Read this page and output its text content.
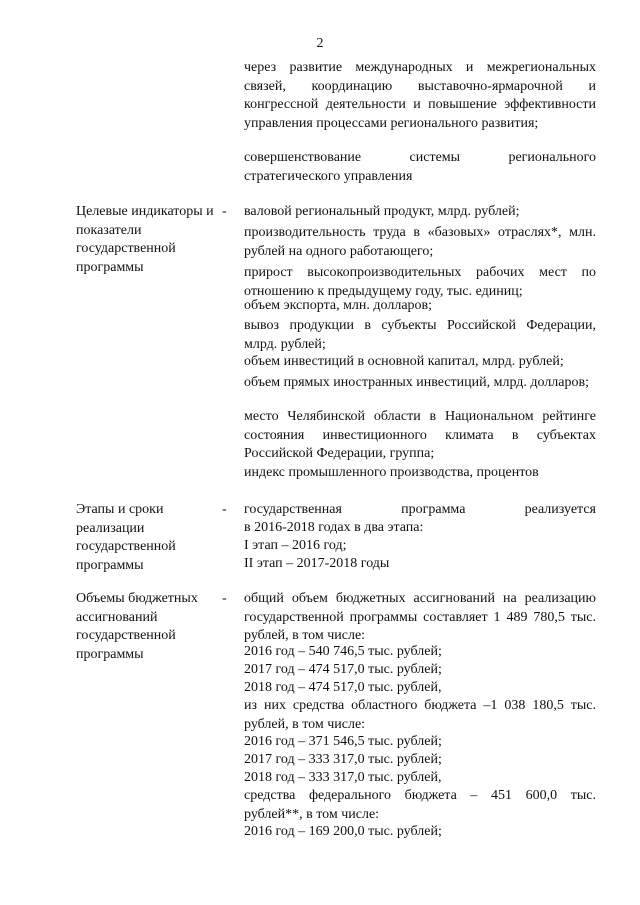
2

через развитие международных и межрегиональных связей, координацию выставочно-ярмарочной и конгрессной деятельности и повышение эффективности управления процессами регионального развития;

совершенствование системы регионального стратегического управления

Целевые индикаторы и показатели государственной программы
- валовой региональный продукт, млрд. рублей;

производительность труда в «базовых» отраслях*, млн. рублей на одного работающего;

прирост высокопроизводительных рабочих мест по отношению к предыдущему году, тыс. единиц;

объем экспорта, млн. долларов;

вывоз продукции в субъекты Российской Федерации, млрд. рублей;

объем инвестиций в основной капитал, млрд. рублей;

объем прямых иностранных инвестиций, млрд. долларов;

место Челябинской области в Национальном рейтинге состояния инвестиционного климата в субъектах Российской Федерации, группа;

индекс промышленного производства, процентов

Этапы и сроки реализации государственной программы
- государственная программа реализуется

в 2016-2018 годах в два этапа:

I этап – 2016 год;

II этап – 2017-2018 годы

Объемы бюджетных ассигнований государственной программы
- общий объем бюджетных ассигнований на реализацию государственной программы составляет 1 489 780,5 тыс. рублей, в том числе:

2016 год – 540 746,5 тыс. рублей;

2017 год – 474 517,0 тыс. рублей;

2018 год – 474 517,0 тыс. рублей,

из них средства областного бюджета –1 038 180,5 тыс. рублей, в том числе:

2016 год – 371 546,5 тыс. рублей;

2017 год – 333 317,0 тыс. рублей;

2018 год – 333 317,0 тыс. рублей,

средства федерального бюджета – 451 600,0 тыс. рублей**, в том числе:

2016 год – 169 200,0 тыс. рублей;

:: Task instructions ::
Return only the number of lines in the data that contain "государственной".

:: Finished answer ::
4